[Stored dataset items]
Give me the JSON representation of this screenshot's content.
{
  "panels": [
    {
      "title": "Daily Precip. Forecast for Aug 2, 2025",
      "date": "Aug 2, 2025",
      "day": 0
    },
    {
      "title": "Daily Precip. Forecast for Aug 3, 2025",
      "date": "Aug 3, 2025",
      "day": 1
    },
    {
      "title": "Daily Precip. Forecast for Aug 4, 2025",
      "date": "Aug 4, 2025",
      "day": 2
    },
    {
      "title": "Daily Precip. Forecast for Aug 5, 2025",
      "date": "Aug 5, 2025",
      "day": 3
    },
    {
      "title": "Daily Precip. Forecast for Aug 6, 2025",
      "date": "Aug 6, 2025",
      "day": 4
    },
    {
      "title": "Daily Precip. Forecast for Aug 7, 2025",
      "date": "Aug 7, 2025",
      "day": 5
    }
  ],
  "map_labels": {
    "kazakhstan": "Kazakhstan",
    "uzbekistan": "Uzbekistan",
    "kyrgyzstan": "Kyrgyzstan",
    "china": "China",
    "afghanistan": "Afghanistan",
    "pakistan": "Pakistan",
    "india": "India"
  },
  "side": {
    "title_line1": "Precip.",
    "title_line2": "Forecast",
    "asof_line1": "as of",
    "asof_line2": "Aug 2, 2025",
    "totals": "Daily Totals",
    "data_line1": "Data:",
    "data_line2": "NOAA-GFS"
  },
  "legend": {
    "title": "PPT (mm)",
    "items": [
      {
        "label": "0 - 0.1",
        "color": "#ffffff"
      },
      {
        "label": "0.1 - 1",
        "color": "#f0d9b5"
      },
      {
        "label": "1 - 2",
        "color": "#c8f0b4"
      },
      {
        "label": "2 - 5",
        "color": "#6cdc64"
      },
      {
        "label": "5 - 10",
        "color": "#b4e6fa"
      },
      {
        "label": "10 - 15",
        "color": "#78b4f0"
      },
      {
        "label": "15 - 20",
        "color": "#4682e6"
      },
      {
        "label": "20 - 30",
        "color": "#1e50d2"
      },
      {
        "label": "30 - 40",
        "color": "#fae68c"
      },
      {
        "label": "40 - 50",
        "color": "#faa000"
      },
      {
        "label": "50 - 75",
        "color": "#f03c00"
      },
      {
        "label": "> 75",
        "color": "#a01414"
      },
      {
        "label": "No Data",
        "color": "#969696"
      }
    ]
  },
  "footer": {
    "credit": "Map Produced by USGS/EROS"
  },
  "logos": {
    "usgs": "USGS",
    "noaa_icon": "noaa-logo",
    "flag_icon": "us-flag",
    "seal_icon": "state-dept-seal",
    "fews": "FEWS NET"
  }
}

Instruction: Pull out every line of the records above that contains the word "date".

Finished exercise:
      "date": "Aug 2, 2025",
      "date": "Aug 3, 2025",
      "date": "Aug 4, 2025",
      "date": "Aug 5, 2025",
      "date": "Aug 6, 2025",
      "date": "Aug 7, 2025",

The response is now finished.